> [Set problem]: Repeat the listing in full, word for word.
---
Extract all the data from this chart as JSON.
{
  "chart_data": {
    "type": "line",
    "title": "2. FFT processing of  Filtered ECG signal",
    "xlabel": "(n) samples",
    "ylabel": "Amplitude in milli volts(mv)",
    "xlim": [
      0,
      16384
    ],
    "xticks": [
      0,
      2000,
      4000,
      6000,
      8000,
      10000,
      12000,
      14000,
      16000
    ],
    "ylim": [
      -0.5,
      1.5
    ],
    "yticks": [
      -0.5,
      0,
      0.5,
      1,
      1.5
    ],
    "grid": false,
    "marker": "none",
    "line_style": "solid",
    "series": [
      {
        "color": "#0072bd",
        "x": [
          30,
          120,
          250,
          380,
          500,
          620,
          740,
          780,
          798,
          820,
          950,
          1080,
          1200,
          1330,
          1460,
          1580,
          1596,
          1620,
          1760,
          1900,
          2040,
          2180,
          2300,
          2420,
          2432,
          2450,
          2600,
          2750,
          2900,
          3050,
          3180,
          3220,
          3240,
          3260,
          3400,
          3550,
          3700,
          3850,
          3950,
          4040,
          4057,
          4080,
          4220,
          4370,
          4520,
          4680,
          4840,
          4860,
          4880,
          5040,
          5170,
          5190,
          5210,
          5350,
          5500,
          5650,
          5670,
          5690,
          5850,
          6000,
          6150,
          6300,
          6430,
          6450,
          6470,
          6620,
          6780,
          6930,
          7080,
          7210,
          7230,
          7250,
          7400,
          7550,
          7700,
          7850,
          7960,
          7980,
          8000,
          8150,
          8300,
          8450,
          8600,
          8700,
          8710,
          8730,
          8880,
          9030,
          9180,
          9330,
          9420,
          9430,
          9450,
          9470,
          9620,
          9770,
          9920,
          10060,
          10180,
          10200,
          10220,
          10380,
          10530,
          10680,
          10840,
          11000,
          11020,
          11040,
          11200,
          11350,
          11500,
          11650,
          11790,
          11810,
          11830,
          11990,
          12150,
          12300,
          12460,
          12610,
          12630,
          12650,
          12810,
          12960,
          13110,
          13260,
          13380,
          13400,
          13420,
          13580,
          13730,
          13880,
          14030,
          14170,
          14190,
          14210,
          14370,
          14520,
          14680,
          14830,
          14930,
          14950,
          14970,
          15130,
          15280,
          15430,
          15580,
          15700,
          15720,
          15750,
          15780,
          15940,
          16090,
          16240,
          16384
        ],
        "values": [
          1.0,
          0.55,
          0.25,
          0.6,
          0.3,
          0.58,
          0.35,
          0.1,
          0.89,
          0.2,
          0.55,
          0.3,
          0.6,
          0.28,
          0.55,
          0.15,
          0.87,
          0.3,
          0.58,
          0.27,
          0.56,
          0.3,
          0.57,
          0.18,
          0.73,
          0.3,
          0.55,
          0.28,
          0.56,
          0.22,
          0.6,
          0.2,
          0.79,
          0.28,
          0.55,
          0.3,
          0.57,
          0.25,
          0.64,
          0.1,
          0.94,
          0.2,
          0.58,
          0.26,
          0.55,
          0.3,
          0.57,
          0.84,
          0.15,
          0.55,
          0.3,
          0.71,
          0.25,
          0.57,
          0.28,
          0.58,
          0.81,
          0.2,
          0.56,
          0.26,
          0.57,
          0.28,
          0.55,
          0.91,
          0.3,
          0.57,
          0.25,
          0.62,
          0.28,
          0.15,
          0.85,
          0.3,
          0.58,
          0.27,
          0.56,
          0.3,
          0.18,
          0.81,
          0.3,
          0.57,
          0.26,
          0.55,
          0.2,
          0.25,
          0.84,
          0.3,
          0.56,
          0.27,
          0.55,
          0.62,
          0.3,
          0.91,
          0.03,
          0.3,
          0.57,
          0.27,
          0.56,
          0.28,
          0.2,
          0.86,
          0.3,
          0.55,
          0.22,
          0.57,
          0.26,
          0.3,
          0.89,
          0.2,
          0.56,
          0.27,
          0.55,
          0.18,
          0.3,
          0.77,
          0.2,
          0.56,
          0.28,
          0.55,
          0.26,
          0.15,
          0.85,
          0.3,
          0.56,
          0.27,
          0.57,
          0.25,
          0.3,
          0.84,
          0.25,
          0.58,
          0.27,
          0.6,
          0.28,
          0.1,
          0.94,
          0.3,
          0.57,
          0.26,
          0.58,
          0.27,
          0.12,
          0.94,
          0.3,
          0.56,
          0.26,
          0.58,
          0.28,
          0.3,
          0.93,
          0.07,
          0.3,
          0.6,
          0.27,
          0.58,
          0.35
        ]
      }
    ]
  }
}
---
> [Correct output]:
Extract all the data from this chart as JSON.
{
  "chart_data": {
    "type": "line",
    "title": "2. FFT processing of  Filtered ECG signal",
    "xlabel": "(n) samples",
    "ylabel": "Amplitude in milli volts(mv)",
    "xlim": [
      0,
      16384
    ],
    "xticks": [
      0,
      2000,
      4000,
      6000,
      8000,
      10000,
      12000,
      14000,
      16000
    ],
    "ylim": [
      -0.5,
      1.5
    ],
    "yticks": [
      -0.5,
      0,
      0.5,
      1,
      1.5
    ],
    "grid": false,
    "marker": "none",
    "line_style": "solid",
    "series": [
      {
        "color": "#0072bd",
        "x": [
          30,
          120,
          250,
          380,
          500,
          620,
          740,
          780,
          798,
          820,
          950,
          1080,
          1200,
          1330,
          1460,
          1580,
          1596,
          1620,
          1760,
          1900,
          2040,
          2180,
          2300,
          2420,
          2432,
          2450,
          2600,
          2750,
          2900,
          3050,
          3180,
          3220,
          3240,
          3260,
          3400,
          3550,
          3700,
          3850,
          3950,
          4040,
          4057,
          4080,
          4220,
          4370,
          4520,
          4680,
          4840,
          4860,
          4880,
          5040,
          5170,
          5190,
          5210,
          5350,
          5500,
          5650,
          5670,
          5690,
          5850,
          6000,
          6150,
          6300,
          6430,
          6450,
          6470,
          6620,
          6780,
          6930,
          7080,
          7210,
          7230,
          7250,
          7400,
          7550,
          7700,
          7850,
          7960,
          7980,
          8000,
          8150,
          8300,
          8450,
          8600,
          8700,
          8710,
          8730,
          8880,
          9030,
          9180,
          9330,
          9420,
          9430,
          9450,
          9470,
          9620,
          9770,
          9920,
          10060,
          10180,
          10200,
          10220,
          10380,
          10530,
          10680,
          10840,
          11000,
          11020,
          11040,
          11200,
          11350,
          11500,
          11650,
          11790,
          11810,
          11830,
          11990,
          12150,
          12300,
          12460,
          12610,
          12630,
          12650,
          12810,
          12960,
          13110,
          13260,
          13380,
          13400,
          13420,
          13580,
          13730,
          13880,
          14030,
          14170,
          14190,
          14210,
          14370,
          14520,
          14680,
          14830,
          14930,
          14950,
          14970,
          15130,
          15280,
          15430,
          15580,
          15700,
          15720,
          15750,
          15780,
          15940,
          16090,
          16240,
          16384
        ],
        "values": [
          1.0,
          0.55,
          0.25,
          0.6,
          0.3,
          0.58,
          0.35,
          0.1,
          0.89,
          0.2,
          0.55,
          0.3,
          0.6,
          0.28,
          0.55,
          0.15,
          0.87,
          0.3,
          0.58,
          0.27,
          0.56,
          0.3,
          0.57,
          0.18,
          0.73,
          0.3,
          0.55,
          0.28,
          0.56,
          0.22,
          0.6,
          0.2,
          0.79,
          0.28,
          0.55,
          0.3,
          0.57,
          0.25,
          0.64,
          0.1,
          0.94,
          0.2,
          0.58,
          0.26,
          0.55,
          0.3,
          0.57,
          0.84,
          0.15,
          0.55,
          0.3,
          0.71,
          0.25,
          0.57,
          0.28,
          0.58,
          0.81,
          0.2,
          0.56,
          0.26,
          0.57,
          0.28,
          0.55,
          0.91,
          0.3,
          0.57,
          0.25,
          0.62,
          0.28,
          0.15,
          0.85,
          0.3,
          0.58,
          0.27,
          0.56,
          0.3,
          0.18,
          0.81,
          0.3,
          0.57,
          0.26,
          0.55,
          0.2,
          0.25,
          0.84,
          0.3,
          0.56,
          0.27,
          0.55,
          0.62,
          0.3,
          0.91,
          0.03,
          0.3,
          0.57,
          0.27,
          0.56,
          0.28,
          0.2,
          0.86,
          0.3,
          0.55,
          0.22,
          0.57,
          0.26,
          0.3,
          0.89,
          0.2,
          0.56,
          0.27,
          0.55,
          0.18,
          0.3,
          0.77,
          0.2,
          0.56,
          0.28,
          0.55,
          0.26,
          0.15,
          0.85,
          0.3,
          0.56,
          0.27,
          0.57,
          0.25,
          0.3,
          0.84,
          0.25,
          0.58,
          0.27,
          0.6,
          0.28,
          0.1,
          0.94,
          0.3,
          0.57,
          0.26,
          0.58,
          0.27,
          0.12,
          0.94,
          0.3,
          0.56,
          0.26,
          0.58,
          0.28,
          0.3,
          0.93,
          0.07,
          0.3,
          0.6,
          0.27,
          0.58,
          0.35
        ]
      }
    ]
  }
}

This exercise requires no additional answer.